[Records from a dataset]
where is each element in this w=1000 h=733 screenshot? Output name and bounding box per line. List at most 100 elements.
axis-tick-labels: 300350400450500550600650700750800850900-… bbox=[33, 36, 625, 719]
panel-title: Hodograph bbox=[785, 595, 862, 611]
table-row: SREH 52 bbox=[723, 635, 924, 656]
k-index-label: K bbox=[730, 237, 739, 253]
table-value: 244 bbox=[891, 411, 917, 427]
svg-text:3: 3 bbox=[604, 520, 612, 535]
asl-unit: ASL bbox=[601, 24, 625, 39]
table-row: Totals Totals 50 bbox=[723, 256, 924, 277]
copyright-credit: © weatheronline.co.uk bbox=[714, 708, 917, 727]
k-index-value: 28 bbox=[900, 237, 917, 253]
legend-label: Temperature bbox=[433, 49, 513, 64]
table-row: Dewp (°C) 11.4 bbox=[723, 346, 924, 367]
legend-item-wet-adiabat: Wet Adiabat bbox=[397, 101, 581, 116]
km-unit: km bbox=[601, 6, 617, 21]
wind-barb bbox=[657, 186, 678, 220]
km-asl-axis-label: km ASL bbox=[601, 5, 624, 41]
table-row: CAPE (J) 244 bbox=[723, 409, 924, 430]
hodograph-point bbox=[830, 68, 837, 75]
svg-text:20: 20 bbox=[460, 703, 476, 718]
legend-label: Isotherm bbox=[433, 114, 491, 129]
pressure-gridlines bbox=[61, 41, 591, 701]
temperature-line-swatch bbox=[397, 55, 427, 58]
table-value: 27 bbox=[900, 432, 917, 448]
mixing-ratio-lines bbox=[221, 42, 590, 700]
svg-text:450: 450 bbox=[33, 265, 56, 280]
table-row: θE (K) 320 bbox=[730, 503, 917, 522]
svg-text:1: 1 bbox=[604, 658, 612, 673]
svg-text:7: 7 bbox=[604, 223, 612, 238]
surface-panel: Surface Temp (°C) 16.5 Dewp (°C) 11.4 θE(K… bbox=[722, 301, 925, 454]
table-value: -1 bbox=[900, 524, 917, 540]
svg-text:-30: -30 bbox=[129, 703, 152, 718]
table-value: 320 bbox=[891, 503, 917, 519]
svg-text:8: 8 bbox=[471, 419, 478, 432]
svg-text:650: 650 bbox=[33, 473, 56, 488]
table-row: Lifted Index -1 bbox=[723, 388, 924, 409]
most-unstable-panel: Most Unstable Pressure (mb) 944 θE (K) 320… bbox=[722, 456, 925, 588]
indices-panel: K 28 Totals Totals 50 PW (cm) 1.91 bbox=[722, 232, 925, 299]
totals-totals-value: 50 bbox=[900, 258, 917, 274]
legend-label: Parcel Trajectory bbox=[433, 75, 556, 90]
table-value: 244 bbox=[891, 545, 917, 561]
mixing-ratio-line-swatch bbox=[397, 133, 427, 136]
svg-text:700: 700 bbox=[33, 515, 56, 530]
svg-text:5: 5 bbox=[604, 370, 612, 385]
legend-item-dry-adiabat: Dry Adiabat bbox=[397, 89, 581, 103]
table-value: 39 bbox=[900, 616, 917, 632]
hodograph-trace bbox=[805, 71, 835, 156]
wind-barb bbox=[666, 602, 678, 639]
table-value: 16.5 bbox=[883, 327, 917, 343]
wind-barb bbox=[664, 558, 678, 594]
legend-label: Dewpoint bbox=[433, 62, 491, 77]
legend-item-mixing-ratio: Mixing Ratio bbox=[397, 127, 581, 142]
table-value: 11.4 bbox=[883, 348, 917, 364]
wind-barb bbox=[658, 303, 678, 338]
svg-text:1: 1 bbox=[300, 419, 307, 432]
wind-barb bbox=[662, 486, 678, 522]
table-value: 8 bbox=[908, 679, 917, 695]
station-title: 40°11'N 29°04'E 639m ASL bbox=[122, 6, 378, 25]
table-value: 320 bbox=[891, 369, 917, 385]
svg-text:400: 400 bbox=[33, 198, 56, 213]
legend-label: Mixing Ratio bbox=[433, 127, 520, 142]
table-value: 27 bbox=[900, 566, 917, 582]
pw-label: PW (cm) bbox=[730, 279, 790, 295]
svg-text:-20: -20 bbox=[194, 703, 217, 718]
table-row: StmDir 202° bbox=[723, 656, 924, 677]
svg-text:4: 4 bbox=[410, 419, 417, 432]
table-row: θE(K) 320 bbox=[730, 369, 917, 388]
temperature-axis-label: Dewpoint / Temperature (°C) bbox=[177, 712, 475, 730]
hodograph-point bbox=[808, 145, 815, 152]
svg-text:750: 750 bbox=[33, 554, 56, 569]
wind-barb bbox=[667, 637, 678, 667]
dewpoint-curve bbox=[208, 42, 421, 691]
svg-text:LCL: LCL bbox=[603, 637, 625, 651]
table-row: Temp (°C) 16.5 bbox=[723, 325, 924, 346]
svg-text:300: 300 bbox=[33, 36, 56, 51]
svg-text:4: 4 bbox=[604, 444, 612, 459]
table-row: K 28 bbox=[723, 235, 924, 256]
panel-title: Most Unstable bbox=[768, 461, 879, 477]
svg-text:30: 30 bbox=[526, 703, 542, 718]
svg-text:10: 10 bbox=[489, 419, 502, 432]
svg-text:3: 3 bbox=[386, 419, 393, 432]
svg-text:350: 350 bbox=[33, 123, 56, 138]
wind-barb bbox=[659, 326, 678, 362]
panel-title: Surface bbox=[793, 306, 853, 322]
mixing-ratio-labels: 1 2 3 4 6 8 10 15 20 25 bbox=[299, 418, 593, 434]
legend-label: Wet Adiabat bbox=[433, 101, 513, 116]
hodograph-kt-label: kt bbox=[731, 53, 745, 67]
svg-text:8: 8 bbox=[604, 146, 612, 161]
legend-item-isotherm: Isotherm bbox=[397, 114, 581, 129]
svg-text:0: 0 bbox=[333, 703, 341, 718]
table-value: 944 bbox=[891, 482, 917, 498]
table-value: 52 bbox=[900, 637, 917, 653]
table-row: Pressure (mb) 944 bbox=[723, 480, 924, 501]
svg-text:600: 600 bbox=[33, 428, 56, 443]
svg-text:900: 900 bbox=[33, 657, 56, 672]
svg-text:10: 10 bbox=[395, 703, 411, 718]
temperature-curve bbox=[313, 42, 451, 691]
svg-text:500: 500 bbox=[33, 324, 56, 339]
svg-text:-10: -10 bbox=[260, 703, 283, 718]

• _STATED EXERCISE_
Copy out the material above line for line, without any changes.

• _RESULT_
where is each element in this w=1000 h=733 screenshot? Output name and bounding box per line. List at most 100 elements.
axis-tick-labels: 300350400450500550600650700750800850900-… bbox=[33, 36, 625, 719]
panel-title: Hodograph bbox=[785, 595, 862, 611]
table-row: SREH 52 bbox=[723, 635, 924, 656]
k-index-label: K bbox=[730, 237, 739, 253]
table-value: 244 bbox=[891, 411, 917, 427]
svg-text:3: 3 bbox=[604, 520, 612, 535]
asl-unit: ASL bbox=[601, 24, 625, 39]
table-row: Totals Totals 50 bbox=[723, 256, 924, 277]
copyright-credit: © weatheronline.co.uk bbox=[714, 708, 917, 727]
k-index-value: 28 bbox=[900, 237, 917, 253]
legend-label: Temperature bbox=[433, 49, 513, 64]
table-row: Dewp (°C) 11.4 bbox=[723, 346, 924, 367]
legend-item-wet-adiabat: Wet Adiabat bbox=[397, 101, 581, 116]
km-unit: km bbox=[601, 6, 617, 21]
wind-barb bbox=[657, 186, 678, 220]
km-asl-axis-label: km ASL bbox=[601, 5, 624, 41]
table-row: CAPE (J) 244 bbox=[723, 409, 924, 430]
hodograph-point bbox=[830, 68, 837, 75]
svg-text:20: 20 bbox=[460, 703, 476, 718]
legend-label: Isotherm bbox=[433, 114, 491, 129]
pressure-gridlines bbox=[61, 41, 591, 701]
temperature-line-swatch bbox=[397, 55, 427, 58]
table-value: 27 bbox=[900, 432, 917, 448]
mixing-ratio-lines bbox=[221, 42, 590, 700]
svg-text:450: 450 bbox=[33, 265, 56, 280]
table-row: θE (K) 320 bbox=[730, 503, 917, 522]
svg-text:1: 1 bbox=[604, 658, 612, 673]
svg-text:7: 7 bbox=[604, 223, 612, 238]
surface-panel: Surface Temp (°C) 16.5 Dewp (°C) 11.4 θE(K… bbox=[722, 301, 925, 454]
table-value: -1 bbox=[900, 524, 917, 540]
svg-text:-30: -30 bbox=[129, 703, 152, 718]
table-value: 320 bbox=[891, 503, 917, 519]
svg-text:8: 8 bbox=[471, 419, 478, 432]
svg-text:650: 650 bbox=[33, 473, 56, 488]
table-row: Lifted Index -1 bbox=[723, 388, 924, 409]
most-unstable-panel: Most Unstable Pressure (mb) 944 θE (K) 320… bbox=[722, 456, 925, 588]
indices-panel: K 28 Totals Totals 50 PW (cm) 1.91 bbox=[722, 232, 925, 299]
totals-totals-value: 50 bbox=[900, 258, 917, 274]
legend-label: Parcel Trajectory bbox=[433, 75, 556, 90]
table-value: 244 bbox=[891, 545, 917, 561]
mixing-ratio-line-swatch bbox=[397, 133, 427, 136]
svg-text:700: 700 bbox=[33, 515, 56, 530]
svg-text:5: 5 bbox=[604, 370, 612, 385]
legend-item-dry-adiabat: Dry Adiabat bbox=[397, 89, 581, 103]
table-value: 39 bbox=[900, 616, 917, 632]
hodograph-trace bbox=[805, 71, 835, 156]
wind-barb bbox=[666, 602, 678, 639]
table-value: 16.5 bbox=[883, 327, 917, 343]
wind-barb bbox=[664, 558, 678, 594]
legend-label: Dewpoint bbox=[433, 62, 491, 77]
legend-item-mixing-ratio: Mixing Ratio bbox=[397, 127, 581, 142]
table-value: 11.4 bbox=[883, 348, 917, 364]
wind-barb bbox=[658, 303, 678, 338]
svg-text:1: 1 bbox=[300, 419, 307, 432]
wind-barb bbox=[662, 486, 678, 522]
table-value: 8 bbox=[908, 679, 917, 695]
station-title: 40°11'N 29°04'E 639m ASL bbox=[122, 6, 378, 25]
table-value: 320 bbox=[891, 369, 917, 385]
svg-text:400: 400 bbox=[33, 198, 56, 213]
legend-label: Mixing Ratio bbox=[433, 127, 520, 142]
table-value: 27 bbox=[900, 566, 917, 582]
pw-label: PW (cm) bbox=[730, 279, 790, 295]
svg-text:-20: -20 bbox=[194, 703, 217, 718]
table-row: StmDir 202° bbox=[723, 656, 924, 677]
svg-text:4: 4 bbox=[410, 419, 417, 432]
table-row: θE(K) 320 bbox=[730, 369, 917, 388]
temperature-axis-label: Dewpoint / Temperature (°C) bbox=[177, 712, 475, 730]
hodograph-point bbox=[808, 145, 815, 152]
svg-text:750: 750 bbox=[33, 554, 56, 569]
wind-barb bbox=[667, 637, 678, 667]
dewpoint-curve bbox=[208, 42, 421, 691]
svg-text:LCL: LCL bbox=[603, 637, 625, 651]
table-row: Temp (°C) 16.5 bbox=[723, 325, 924, 346]
svg-text:300: 300 bbox=[33, 36, 56, 51]
svg-text:4: 4 bbox=[604, 444, 612, 459]
table-row: K 28 bbox=[723, 235, 924, 256]
panel-title: Most Unstable bbox=[768, 461, 879, 477]
svg-text:30: 30 bbox=[526, 703, 542, 718]
svg-text:10: 10 bbox=[489, 419, 502, 432]
svg-text:3: 3 bbox=[386, 419, 393, 432]
svg-text:350: 350 bbox=[33, 123, 56, 138]
wind-barb bbox=[659, 326, 678, 362]
panel-title: Surface bbox=[793, 306, 853, 322]
mixing-ratio-labels: 1 2 3 4 6 8 10 15 20 25 bbox=[299, 418, 593, 434]
legend-label: Wet Adiabat bbox=[433, 101, 513, 116]
hodograph-kt-label: kt bbox=[731, 53, 745, 67]
svg-text:8: 8 bbox=[604, 146, 612, 161]
legend-item-isotherm: Isotherm bbox=[397, 114, 581, 129]
svg-text:0: 0 bbox=[333, 703, 341, 718]
table-value: 944 bbox=[891, 482, 917, 498]
table-value: 52 bbox=[900, 637, 917, 653]
table-row: Pressure (mb) 944 bbox=[723, 480, 924, 501]
svg-text:600: 600 bbox=[33, 428, 56, 443]
svg-text:900: 900 bbox=[33, 657, 56, 672]
svg-text:10: 10 bbox=[395, 703, 411, 718]
temperature-curve bbox=[313, 42, 451, 691]
svg-text:500: 500 bbox=[33, 324, 56, 339]
svg-text:-10: -10 bbox=[260, 703, 283, 718]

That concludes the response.